## Task goal
Retype the items from the line that contains "Detect and localize" through the line that contains "axes bbox=[31, 70, 328, 376]", and leave the pictures out.

## Input
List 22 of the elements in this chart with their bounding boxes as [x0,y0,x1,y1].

...

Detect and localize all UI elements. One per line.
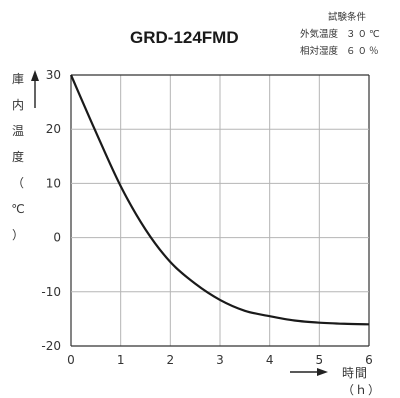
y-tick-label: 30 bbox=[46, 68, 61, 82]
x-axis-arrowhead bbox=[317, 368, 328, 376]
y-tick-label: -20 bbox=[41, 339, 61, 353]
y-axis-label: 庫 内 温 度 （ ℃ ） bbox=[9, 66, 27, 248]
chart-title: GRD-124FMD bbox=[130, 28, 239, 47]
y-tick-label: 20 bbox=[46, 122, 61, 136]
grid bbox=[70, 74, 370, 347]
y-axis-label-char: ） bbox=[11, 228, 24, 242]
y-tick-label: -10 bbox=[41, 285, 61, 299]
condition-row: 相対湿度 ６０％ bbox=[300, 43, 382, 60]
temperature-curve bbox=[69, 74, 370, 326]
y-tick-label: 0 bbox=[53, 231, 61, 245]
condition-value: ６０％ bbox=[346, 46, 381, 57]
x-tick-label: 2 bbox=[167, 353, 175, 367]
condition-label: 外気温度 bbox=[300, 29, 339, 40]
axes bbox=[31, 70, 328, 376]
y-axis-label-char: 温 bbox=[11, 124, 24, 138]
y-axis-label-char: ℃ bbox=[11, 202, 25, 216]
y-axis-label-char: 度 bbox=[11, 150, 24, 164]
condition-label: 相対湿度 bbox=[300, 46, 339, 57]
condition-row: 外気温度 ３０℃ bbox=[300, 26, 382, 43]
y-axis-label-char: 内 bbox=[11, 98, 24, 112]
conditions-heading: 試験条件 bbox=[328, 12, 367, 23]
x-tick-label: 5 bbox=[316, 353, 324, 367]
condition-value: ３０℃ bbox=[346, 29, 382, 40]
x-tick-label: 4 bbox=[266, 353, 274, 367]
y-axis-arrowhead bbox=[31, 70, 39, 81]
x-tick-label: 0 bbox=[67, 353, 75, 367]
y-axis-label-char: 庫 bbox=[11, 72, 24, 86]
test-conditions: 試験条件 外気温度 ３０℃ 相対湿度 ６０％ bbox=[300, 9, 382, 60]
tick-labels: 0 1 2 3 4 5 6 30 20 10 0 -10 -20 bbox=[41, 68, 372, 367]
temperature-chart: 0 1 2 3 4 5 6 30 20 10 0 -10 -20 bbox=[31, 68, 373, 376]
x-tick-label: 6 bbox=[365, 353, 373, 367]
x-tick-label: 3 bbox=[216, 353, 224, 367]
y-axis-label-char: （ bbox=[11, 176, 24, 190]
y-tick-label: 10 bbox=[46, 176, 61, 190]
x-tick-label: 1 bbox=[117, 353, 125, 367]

## Written solution
Detect and localize all UI elements. One per line.
y-tick-label: 30 bbox=[46, 68, 61, 82]
x-axis-arrowhead bbox=[317, 368, 328, 376]
y-tick-label: -20 bbox=[41, 339, 61, 353]
y-axis-label: 庫 内 温 度 （ ℃ ） bbox=[9, 66, 27, 248]
chart-title: GRD-124FMD bbox=[130, 28, 239, 47]
y-tick-label: 20 bbox=[46, 122, 61, 136]
grid bbox=[70, 74, 370, 347]
y-axis-label-char: ） bbox=[11, 228, 24, 242]
y-tick-label: -10 bbox=[41, 285, 61, 299]
condition-row: 相対湿度 ６０％ bbox=[300, 43, 382, 60]
temperature-curve bbox=[69, 74, 370, 326]
y-tick-label: 0 bbox=[53, 231, 61, 245]
condition-value: ６０％ bbox=[346, 46, 381, 57]
x-tick-label: 2 bbox=[167, 353, 175, 367]
condition-label: 外気温度 bbox=[300, 29, 339, 40]
axes bbox=[31, 70, 328, 376]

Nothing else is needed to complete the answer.